Challenge —
Below are the records. List every line holding the word "customers".

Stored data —

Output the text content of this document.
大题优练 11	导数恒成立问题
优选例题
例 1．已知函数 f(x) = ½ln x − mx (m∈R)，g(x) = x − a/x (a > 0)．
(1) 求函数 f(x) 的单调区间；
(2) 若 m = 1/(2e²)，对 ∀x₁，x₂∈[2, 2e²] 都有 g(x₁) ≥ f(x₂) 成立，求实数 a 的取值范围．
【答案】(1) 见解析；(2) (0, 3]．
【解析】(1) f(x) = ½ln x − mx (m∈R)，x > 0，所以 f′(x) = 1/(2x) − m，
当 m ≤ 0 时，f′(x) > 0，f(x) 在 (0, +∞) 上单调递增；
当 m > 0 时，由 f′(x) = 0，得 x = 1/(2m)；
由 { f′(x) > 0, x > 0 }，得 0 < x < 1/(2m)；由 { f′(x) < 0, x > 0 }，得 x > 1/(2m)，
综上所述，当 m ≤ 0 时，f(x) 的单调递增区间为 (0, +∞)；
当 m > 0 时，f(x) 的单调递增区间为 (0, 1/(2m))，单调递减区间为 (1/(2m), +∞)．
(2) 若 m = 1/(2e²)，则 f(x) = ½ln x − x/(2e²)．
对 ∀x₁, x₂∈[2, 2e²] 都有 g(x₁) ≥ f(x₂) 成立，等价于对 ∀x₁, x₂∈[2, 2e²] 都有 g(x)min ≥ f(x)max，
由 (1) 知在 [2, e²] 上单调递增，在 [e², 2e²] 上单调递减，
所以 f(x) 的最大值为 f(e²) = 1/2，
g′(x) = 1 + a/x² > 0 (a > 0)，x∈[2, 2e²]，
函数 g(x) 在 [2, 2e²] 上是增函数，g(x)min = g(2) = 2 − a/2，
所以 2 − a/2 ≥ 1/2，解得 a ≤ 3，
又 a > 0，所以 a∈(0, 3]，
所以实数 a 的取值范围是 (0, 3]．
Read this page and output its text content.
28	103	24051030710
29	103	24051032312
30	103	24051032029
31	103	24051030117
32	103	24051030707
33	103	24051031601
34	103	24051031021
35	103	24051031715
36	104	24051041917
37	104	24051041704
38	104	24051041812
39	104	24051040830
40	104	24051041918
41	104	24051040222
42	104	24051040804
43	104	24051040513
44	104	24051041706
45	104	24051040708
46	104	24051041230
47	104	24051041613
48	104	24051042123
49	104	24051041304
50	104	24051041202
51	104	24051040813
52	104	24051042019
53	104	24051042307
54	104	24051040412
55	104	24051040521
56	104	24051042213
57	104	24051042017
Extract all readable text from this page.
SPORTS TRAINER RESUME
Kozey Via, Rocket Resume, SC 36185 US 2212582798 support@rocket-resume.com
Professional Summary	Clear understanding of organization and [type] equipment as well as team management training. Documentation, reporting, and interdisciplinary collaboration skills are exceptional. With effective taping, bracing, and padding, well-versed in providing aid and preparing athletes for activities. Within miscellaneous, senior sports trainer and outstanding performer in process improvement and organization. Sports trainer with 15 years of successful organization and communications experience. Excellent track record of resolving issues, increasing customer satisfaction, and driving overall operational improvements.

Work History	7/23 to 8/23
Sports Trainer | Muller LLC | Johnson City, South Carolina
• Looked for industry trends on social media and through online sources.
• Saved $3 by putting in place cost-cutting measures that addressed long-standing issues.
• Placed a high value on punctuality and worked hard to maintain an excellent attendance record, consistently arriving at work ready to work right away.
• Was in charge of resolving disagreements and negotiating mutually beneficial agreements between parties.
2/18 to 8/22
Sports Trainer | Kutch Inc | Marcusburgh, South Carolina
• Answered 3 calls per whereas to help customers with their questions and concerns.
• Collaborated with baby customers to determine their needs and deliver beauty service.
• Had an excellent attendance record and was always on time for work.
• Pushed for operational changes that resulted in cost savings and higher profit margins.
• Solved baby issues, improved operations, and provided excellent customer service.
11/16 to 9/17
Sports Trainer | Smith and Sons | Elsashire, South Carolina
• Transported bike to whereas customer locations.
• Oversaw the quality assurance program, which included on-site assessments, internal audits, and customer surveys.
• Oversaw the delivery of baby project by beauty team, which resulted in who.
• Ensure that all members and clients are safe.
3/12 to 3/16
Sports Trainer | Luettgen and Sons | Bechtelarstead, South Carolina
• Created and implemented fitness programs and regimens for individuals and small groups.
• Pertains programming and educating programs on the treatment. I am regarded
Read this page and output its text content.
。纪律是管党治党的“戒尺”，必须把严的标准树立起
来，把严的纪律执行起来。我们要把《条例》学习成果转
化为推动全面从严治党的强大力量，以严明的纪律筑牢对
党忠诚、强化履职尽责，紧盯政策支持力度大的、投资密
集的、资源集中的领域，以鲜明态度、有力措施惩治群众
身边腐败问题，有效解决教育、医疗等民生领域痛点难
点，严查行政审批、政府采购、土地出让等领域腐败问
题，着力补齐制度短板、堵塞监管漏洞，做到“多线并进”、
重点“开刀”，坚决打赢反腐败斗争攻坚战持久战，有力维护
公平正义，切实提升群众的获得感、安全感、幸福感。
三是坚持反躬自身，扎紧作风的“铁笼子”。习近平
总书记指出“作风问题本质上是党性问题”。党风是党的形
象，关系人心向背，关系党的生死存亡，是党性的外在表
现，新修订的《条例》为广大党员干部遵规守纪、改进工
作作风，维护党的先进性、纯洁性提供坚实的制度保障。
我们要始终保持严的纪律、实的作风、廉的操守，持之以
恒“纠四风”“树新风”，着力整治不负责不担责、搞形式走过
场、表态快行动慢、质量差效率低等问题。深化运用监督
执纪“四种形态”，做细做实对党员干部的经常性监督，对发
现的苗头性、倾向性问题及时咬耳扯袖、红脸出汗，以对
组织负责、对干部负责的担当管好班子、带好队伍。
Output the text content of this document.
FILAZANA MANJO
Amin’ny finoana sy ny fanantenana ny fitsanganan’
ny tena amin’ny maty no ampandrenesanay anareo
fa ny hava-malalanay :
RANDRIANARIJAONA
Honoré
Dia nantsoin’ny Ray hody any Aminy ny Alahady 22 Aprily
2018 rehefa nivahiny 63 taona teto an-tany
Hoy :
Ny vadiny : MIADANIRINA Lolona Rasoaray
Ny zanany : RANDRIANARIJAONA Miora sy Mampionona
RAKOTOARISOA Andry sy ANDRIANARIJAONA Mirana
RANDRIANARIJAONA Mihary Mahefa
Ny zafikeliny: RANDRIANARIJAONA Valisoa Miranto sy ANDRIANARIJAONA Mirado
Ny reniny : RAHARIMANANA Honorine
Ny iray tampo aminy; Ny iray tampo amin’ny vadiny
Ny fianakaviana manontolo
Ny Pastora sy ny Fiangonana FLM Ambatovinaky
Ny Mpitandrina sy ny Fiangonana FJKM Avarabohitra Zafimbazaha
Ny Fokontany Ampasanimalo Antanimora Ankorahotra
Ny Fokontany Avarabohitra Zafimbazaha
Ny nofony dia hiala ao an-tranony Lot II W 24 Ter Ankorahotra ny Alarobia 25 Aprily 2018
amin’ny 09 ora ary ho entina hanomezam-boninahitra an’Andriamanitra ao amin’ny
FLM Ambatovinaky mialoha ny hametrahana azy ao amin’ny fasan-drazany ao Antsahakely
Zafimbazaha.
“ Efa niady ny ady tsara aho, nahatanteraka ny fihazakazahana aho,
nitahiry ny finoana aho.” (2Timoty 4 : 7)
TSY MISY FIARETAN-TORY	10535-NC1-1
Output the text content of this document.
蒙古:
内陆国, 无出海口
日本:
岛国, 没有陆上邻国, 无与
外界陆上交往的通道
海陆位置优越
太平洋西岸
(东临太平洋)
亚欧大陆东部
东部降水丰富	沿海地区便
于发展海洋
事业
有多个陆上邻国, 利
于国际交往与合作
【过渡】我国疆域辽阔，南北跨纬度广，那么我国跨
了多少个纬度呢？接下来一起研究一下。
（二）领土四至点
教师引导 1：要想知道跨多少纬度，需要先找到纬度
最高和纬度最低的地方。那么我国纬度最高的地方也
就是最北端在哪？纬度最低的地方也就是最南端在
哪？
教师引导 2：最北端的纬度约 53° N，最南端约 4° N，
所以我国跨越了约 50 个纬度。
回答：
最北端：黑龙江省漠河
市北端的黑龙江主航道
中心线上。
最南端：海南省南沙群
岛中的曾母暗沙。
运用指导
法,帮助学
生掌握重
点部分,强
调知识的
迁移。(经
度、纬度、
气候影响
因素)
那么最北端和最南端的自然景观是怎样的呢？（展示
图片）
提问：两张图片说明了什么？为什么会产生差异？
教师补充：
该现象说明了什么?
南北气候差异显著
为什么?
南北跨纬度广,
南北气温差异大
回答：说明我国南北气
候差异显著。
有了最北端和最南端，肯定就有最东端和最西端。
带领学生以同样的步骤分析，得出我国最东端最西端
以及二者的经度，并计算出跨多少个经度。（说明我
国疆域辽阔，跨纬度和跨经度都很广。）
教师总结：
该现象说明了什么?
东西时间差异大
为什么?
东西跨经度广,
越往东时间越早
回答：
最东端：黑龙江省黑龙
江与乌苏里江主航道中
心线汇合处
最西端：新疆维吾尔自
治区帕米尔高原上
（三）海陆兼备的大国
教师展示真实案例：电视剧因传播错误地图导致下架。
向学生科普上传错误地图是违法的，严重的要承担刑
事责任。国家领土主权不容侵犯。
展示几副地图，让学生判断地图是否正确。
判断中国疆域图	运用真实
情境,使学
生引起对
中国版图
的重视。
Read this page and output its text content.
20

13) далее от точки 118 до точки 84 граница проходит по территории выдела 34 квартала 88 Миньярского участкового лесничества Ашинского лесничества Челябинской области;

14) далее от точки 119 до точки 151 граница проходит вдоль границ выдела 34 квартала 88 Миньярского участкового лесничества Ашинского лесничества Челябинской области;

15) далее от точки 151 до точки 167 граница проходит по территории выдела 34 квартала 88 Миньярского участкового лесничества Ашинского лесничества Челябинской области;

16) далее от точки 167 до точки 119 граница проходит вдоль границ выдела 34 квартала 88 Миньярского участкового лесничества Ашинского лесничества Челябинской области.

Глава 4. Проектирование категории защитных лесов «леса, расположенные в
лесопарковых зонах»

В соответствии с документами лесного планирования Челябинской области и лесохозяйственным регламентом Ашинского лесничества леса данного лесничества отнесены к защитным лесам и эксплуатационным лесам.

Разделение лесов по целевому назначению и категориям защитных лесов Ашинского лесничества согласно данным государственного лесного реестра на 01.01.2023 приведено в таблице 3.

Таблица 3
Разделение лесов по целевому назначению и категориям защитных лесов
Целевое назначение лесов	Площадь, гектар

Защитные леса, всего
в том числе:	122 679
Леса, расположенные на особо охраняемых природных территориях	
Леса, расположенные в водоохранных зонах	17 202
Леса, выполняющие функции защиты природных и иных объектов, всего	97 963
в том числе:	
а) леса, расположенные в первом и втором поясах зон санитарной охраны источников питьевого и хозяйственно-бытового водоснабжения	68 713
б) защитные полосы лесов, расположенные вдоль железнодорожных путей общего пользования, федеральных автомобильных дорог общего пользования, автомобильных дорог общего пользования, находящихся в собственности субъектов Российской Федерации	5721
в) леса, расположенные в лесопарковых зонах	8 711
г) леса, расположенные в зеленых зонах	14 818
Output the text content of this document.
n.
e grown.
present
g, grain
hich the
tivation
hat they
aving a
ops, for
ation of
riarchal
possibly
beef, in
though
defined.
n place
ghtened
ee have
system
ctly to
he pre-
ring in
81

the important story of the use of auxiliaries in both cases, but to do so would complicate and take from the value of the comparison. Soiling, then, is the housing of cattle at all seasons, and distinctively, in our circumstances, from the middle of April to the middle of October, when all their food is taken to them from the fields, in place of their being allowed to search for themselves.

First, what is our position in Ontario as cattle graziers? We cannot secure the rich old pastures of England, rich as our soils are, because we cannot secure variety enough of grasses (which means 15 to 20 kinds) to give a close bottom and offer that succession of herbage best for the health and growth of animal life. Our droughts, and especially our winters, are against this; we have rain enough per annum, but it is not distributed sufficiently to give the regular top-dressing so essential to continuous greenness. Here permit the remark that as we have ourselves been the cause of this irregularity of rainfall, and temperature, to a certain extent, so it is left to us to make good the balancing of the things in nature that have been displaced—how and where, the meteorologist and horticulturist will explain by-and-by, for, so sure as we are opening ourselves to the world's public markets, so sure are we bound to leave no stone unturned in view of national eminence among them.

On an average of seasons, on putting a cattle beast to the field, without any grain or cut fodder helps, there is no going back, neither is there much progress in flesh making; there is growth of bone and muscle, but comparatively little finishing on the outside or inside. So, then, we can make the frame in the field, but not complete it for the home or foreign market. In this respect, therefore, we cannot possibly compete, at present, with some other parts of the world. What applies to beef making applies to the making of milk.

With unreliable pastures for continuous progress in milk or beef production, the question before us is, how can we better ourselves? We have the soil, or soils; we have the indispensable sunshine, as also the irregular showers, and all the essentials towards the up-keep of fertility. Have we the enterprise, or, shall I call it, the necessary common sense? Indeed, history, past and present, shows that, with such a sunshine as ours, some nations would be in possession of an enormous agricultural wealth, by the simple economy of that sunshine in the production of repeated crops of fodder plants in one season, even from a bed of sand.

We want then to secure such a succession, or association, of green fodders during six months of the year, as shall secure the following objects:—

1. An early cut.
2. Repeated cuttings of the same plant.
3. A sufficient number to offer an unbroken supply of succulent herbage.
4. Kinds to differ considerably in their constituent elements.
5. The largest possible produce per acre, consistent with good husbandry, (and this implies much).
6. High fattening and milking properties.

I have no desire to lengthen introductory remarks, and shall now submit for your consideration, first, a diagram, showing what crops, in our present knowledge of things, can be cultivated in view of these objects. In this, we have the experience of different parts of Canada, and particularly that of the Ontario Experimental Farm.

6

Correct answer —
• Answered 3 calls per whereas to help customers with their questions and concerns.
• Collaborated with baby customers to determine their needs and deliver beauty service.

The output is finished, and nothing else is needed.